#### EXERCISE BRIEF
Copy out each line of the listing that has the word "Analysis" in it.

Stored entries:
>> Begin

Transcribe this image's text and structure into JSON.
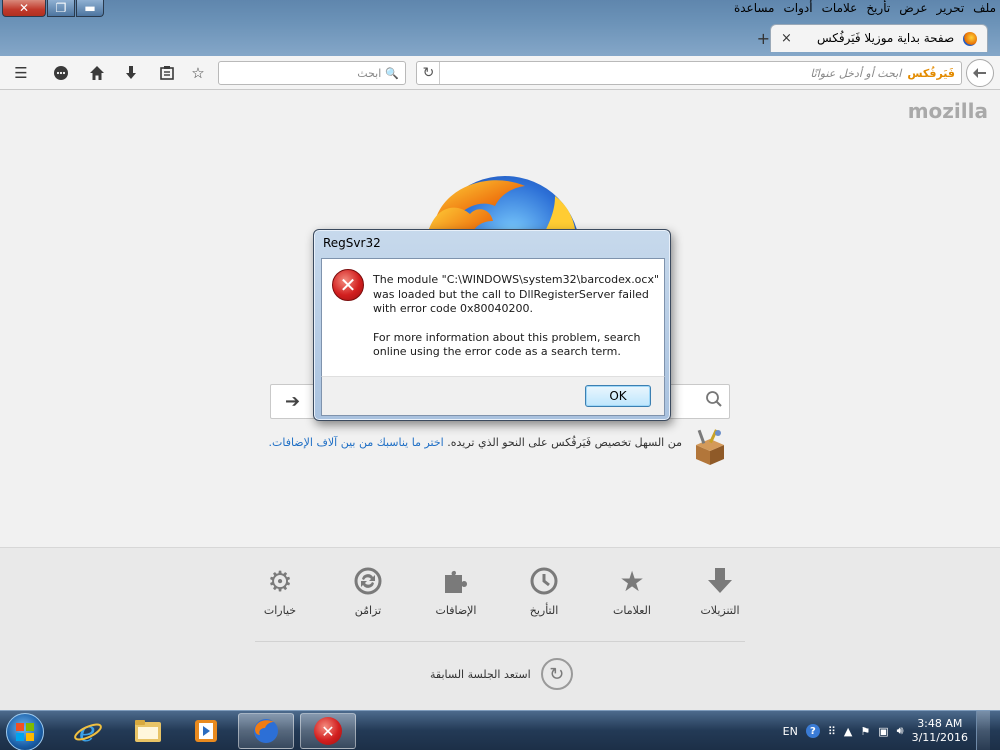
{
  "window": {
    "close_label": "✕",
    "max_label": "❐",
    "min_label": "▬",
    "menu": [
      "ملف",
      "تحرير",
      "عرض",
      "تأريخ",
      "علامات",
      "أدوات",
      "مساعدة"
    ]
  },
  "tab": {
    "title": "صفحة بداية موزيلا فَيَرفُكس",
    "close": "×",
    "new_tab": "+"
  },
  "navbar": {
    "search_placeholder": "ابحث",
    "url_brand": "فَيَرفُكس",
    "url_placeholder": "ابحث أو أدخل عنوانًا"
  },
  "content": {
    "brand": "mozilla",
    "snippet_text": "من السهل تخصيص فَيَرفُكس على النحو الذي تريده. ",
    "snippet_link": "اختر ما يناسبك من بين آلاف الإضافات."
  },
  "launcher": {
    "items": [
      {
        "label": "التنزيلات",
        "icon": "download-icon"
      },
      {
        "label": "العلامات",
        "icon": "star-icon"
      },
      {
        "label": "التأريخ",
        "icon": "clock-icon"
      },
      {
        "label": "الإضافات",
        "icon": "puzzle-icon"
      },
      {
        "label": "تزامُن",
        "icon": "sync-icon"
      },
      {
        "label": "خيارات",
        "icon": "gear-icon"
      }
    ],
    "restore_label": "استعد الجلسة السابقة"
  },
  "dialog": {
    "title": "RegSvr32",
    "message_1": "The module \"C:\\WINDOWS\\system32\\barcodex.ocx\" was loaded but the call to DllRegisterServer failed with error code 0x80040200.",
    "message_2": "For more information about this problem, search online using the error code as a search term.",
    "ok_label": "OK"
  },
  "taskbar": {
    "lang": "EN",
    "time": "3:48 AM",
    "date": "3/11/2016"
  }
}
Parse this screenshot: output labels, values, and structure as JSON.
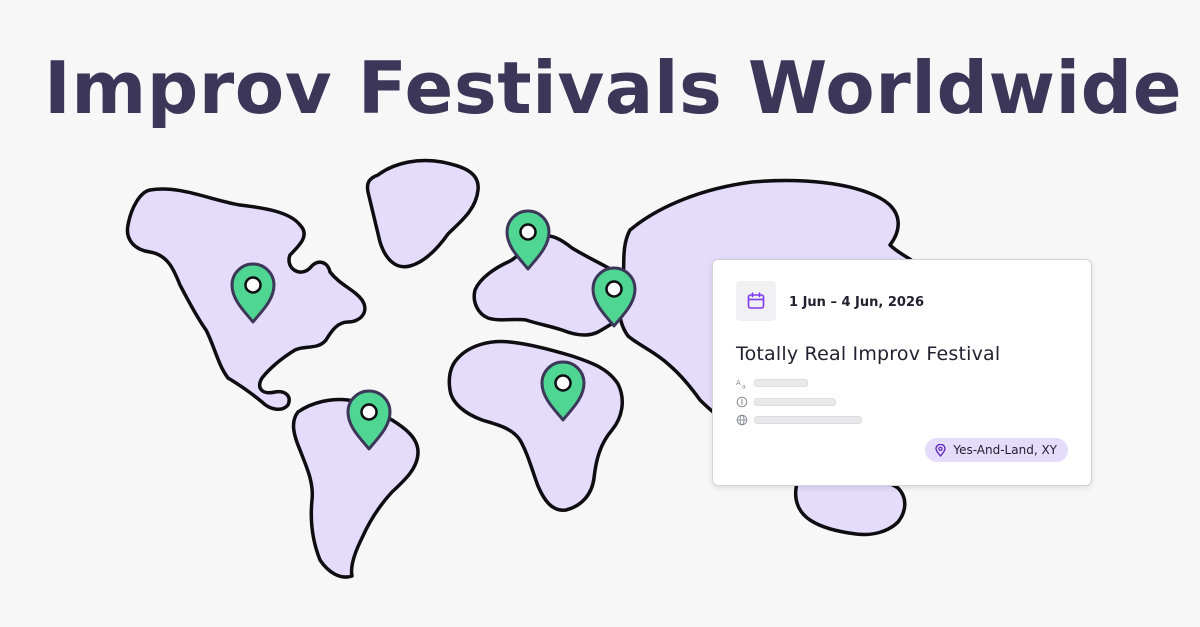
{
  "page": {
    "title": "Improv Festivals Worldwide"
  },
  "card": {
    "date": "1 Jun – 4 Jun, 2026",
    "name": "Totally Real Improv Festival",
    "location": "Yes-And-Land, XY",
    "meta_icons": [
      "translate-icon",
      "currency-icon",
      "globe-icon"
    ]
  },
  "map": {
    "pin_count": 5,
    "icons": [
      "map-pin-icon",
      "calendar-icon",
      "location-pin-icon"
    ]
  },
  "colors": {
    "background": "#f7f7f7",
    "title": "#3c3758",
    "land": "#e5dbfb",
    "pin": "#4fd693",
    "pin_outline": "#3c3758",
    "accent": "#7c3aed"
  }
}
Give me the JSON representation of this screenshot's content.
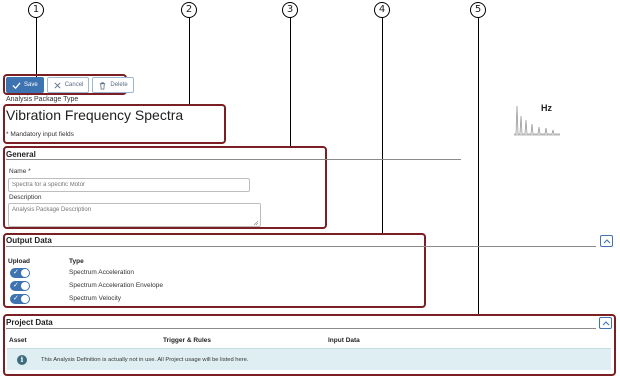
{
  "callouts": [
    "1",
    "2",
    "3",
    "4",
    "5"
  ],
  "toolbar": {
    "save_label": "Save",
    "cancel_label": "Cancel",
    "delete_label": "Delete"
  },
  "header": {
    "package_type_label": "Analysis Package Type",
    "title": "Vibration Frequency Spectra",
    "mandatory_note": "* Mandatory input fields",
    "preview_unit": "Hz"
  },
  "general": {
    "title": "General",
    "name_label": "Name *",
    "name_placeholder": "Spectra for a specific Motor",
    "description_label": "Description",
    "description_placeholder": "Analysis Package Description"
  },
  "output_data": {
    "title": "Output Data",
    "columns": {
      "upload": "Upload",
      "type": "Type"
    },
    "rows": [
      {
        "upload": true,
        "type": "Spectrum Acceleration"
      },
      {
        "upload": true,
        "type": "Spectrum Acceleration Envelope"
      },
      {
        "upload": true,
        "type": "Spectrum Velocity"
      }
    ]
  },
  "project_data": {
    "title": "Project Data",
    "columns": {
      "asset": "Asset",
      "trigger_rules": "Trigger & Rules",
      "input_data": "Input Data"
    },
    "info_message": "This Analysis Definition is actually not in use. All Project usage will be listed here."
  },
  "colors": {
    "accent": "#3d73b0",
    "annotation_border": "#7a1f24",
    "info_background": "#dfeef2"
  },
  "icons": {
    "save": "check-icon",
    "cancel": "close-icon",
    "delete": "trash-icon",
    "collapse": "chevron-up-icon",
    "info": "info-icon"
  }
}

>> End

#### EXPECTED ANSWER
    "package_type_label": "Analysis Package Type",
    "description_placeholder": "Analysis Package Description"
    "info_message": "This Analysis Definition is actually not in use. All Project usage will be listed here."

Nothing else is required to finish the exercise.